=== STATED EXERCISE ===
Transcribe each record below word for word.

=== PROVIDED ENTRIES ===
-------------------------

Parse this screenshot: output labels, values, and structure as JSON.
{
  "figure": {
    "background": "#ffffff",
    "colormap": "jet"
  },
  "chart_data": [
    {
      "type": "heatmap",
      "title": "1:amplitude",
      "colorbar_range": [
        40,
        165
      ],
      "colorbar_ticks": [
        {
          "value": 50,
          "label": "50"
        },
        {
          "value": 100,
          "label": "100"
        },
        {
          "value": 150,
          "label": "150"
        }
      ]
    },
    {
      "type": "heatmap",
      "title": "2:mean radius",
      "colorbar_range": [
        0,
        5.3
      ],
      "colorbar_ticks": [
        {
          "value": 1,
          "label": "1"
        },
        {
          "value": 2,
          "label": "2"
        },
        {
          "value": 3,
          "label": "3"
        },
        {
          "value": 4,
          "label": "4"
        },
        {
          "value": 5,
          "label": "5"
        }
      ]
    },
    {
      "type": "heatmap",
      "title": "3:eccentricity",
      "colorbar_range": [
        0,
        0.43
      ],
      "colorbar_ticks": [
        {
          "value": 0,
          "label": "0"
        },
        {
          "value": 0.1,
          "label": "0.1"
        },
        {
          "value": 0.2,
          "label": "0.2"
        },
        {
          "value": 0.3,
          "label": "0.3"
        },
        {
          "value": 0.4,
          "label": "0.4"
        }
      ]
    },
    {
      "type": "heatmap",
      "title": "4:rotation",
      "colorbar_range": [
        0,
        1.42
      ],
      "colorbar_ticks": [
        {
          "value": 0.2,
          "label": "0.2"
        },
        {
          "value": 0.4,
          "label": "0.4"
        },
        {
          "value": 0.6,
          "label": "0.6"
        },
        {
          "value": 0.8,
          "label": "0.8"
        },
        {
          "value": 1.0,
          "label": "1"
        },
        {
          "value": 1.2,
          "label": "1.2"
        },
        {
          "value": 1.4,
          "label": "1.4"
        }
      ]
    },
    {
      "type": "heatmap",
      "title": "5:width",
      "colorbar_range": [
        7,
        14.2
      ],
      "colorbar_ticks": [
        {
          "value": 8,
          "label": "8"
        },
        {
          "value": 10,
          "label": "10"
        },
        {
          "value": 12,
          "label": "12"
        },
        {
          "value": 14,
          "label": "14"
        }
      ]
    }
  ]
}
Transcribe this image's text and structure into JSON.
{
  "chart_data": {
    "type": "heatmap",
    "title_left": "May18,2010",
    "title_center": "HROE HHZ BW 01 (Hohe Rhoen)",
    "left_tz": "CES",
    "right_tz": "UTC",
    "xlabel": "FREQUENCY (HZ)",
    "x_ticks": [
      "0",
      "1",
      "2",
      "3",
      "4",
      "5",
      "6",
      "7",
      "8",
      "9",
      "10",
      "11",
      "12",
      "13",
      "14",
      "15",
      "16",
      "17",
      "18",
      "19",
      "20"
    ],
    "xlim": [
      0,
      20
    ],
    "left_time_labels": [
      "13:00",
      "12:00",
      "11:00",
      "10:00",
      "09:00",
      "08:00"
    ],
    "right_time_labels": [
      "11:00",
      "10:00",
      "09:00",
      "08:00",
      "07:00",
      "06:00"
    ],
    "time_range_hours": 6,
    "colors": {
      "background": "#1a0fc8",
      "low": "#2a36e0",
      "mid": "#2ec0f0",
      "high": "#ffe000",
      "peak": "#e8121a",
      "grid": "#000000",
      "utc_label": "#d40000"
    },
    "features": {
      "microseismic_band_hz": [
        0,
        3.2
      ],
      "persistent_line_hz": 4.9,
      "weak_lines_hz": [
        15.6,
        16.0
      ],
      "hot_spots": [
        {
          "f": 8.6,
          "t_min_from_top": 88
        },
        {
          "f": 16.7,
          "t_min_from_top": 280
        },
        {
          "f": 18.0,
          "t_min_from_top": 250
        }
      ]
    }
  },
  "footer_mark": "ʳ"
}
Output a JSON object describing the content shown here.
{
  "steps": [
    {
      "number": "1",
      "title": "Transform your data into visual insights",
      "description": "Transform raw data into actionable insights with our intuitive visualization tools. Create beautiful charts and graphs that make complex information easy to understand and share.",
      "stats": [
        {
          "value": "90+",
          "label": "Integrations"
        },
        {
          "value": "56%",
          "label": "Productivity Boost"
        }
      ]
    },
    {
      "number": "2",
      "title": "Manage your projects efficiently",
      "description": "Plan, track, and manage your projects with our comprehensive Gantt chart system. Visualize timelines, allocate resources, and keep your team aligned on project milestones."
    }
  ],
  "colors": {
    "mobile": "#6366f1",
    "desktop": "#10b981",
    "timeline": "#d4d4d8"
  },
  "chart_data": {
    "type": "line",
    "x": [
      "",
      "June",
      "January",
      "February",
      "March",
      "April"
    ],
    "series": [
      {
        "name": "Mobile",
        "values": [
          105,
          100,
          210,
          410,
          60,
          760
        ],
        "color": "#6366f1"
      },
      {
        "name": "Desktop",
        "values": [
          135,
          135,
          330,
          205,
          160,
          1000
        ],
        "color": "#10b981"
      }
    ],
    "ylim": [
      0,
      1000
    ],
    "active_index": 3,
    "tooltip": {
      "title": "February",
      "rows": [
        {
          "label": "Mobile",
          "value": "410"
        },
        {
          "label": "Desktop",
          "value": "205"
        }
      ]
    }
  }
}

-------------------------

=== TASK SOLUTION ===
Parse this screenshot: output labels, values, and structure as JSON.
{
  "figure": {
    "background": "#ffffff",
    "colormap": "jet"
  },
  "chart_data": [
    {
      "type": "heatmap",
      "title": "1:amplitude",
      "colorbar_range": [
        40,
        165
      ],
      "colorbar_ticks": [
        {
          "value": 50,
          "label": "50"
        },
        {
          "value": 100,
          "label": "100"
        },
        {
          "value": 150,
          "label": "150"
        }
      ]
    },
    {
      "type": "heatmap",
      "title": "2:mean radius",
      "colorbar_range": [
        0,
        5.3
      ],
      "colorbar_ticks": [
        {
          "value": 1,
          "label": "1"
        },
        {
          "value": 2,
          "label": "2"
        },
        {
          "value": 3,
          "label": "3"
        },
        {
          "value": 4,
          "label": "4"
        },
        {
          "value": 5,
          "label": "5"
        }
      ]
    },
    {
      "type": "heatmap",
      "title": "3:eccentricity",
      "colorbar_range": [
        0,
        0.43
      ],
      "colorbar_ticks": [
        {
          "value": 0,
          "label": "0"
        },
        {
          "value": 0.1,
          "label": "0.1"
        },
        {
          "value": 0.2,
          "label": "0.2"
        },
        {
          "value": 0.3,
          "label": "0.3"
        },
        {
          "value": 0.4,
          "label": "0.4"
        }
      ]
    },
    {
      "type": "heatmap",
      "title": "4:rotation",
      "colorbar_range": [
        0,
        1.42
      ],
      "colorbar_ticks": [
        {
          "value": 0.2,
          "label": "0.2"
        },
        {
          "value": 0.4,
          "label": "0.4"
        },
        {
          "value": 0.6,
          "label": "0.6"
        },
        {
          "value": 0.8,
          "label": "0.8"
        },
        {
          "value": 1.0,
          "label": "1"
        },
        {
          "value": 1.2,
          "label": "1.2"
        },
        {
          "value": 1.4,
          "label": "1.4"
        }
      ]
    },
    {
      "type": "heatmap",
      "title": "5:width",
      "colorbar_range": [
        7,
        14.2
      ],
      "colorbar_ticks": [
        {
          "value": 8,
          "label": "8"
        },
        {
          "value": 10,
          "label": "10"
        },
        {
          "value": 12,
          "label": "12"
        },
        {
          "value": 14,
          "label": "14"
        }
      ]
    }
  ]
}
Transcribe this image's text and structure into JSON.
{
  "chart_data": {
    "type": "heatmap",
    "title_left": "May18,2010",
    "title_center": "HROE HHZ BW 01 (Hohe Rhoen)",
    "left_tz": "CES",
    "right_tz": "UTC",
    "xlabel": "FREQUENCY (HZ)",
    "x_ticks": [
      "0",
      "1",
      "2",
      "3",
      "4",
      "5",
      "6",
      "7",
      "8",
      "9",
      "10",
      "11",
      "12",
      "13",
      "14",
      "15",
      "16",
      "17",
      "18",
      "19",
      "20"
    ],
    "xlim": [
      0,
      20
    ],
    "left_time_labels": [
      "13:00",
      "12:00",
      "11:00",
      "10:00",
      "09:00",
      "08:00"
    ],
    "right_time_labels": [
      "11:00",
      "10:00",
      "09:00",
      "08:00",
      "07:00",
      "06:00"
    ],
    "time_range_hours": 6,
    "colors": {
      "background": "#1a0fc8",
      "low": "#2a36e0",
      "mid": "#2ec0f0",
      "high": "#ffe000",
      "peak": "#e8121a",
      "grid": "#000000",
      "utc_label": "#d40000"
    },
    "features": {
      "microseismic_band_hz": [
        0,
        3.2
      ],
      "persistent_line_hz": 4.9,
      "weak_lines_hz": [
        15.6,
        16.0
      ],
      "hot_spots": [
        {
          "f": 8.6,
          "t_min_from_top": 88
        },
        {
          "f": 16.7,
          "t_min_from_top": 280
        },
        {
          "f": 18.0,
          "t_min_from_top": 250
        }
      ]
    }
  },
  "footer_mark": "ʳ"
}
Output a JSON object describing the content shown here.
{
  "steps": [
    {
      "number": "1",
      "title": "Transform your data into visual insights",
      "description": "Transform raw data into actionable insights with our intuitive visualization tools. Create beautiful charts and graphs that make complex information easy to understand and share.",
      "stats": [
        {
          "value": "90+",
          "label": "Integrations"
        },
        {
          "value": "56%",
          "label": "Productivity Boost"
        }
      ]
    },
    {
      "number": "2",
      "title": "Manage your projects efficiently",
      "description": "Plan, track, and manage your projects with our comprehensive Gantt chart system. Visualize timelines, allocate resources, and keep your team aligned on project milestones."
    }
  ],
  "colors": {
    "mobile": "#6366f1",
    "desktop": "#10b981",
    "timeline": "#d4d4d8"
  },
  "chart_data": {
    "type": "line",
    "x": [
      "",
      "June",
      "January",
      "February",
      "March",
      "April"
    ],
    "series": [
      {
        "name": "Mobile",
        "values": [
          105,
          100,
          210,
          410,
          60,
          760
        ],
        "color": "#6366f1"
      },
      {
        "name": "Desktop",
        "values": [
          135,
          135,
          330,
          205,
          160,
          1000
        ],
        "color": "#10b981"
      }
    ],
    "ylim": [
      0,
      1000
    ],
    "active_index": 3,
    "tooltip": {
      "title": "February",
      "rows": [
        {
          "label": "Mobile",
          "value": "410"
        },
        {
          "label": "Desktop",
          "value": "205"
        }
      ]
    }
  }
}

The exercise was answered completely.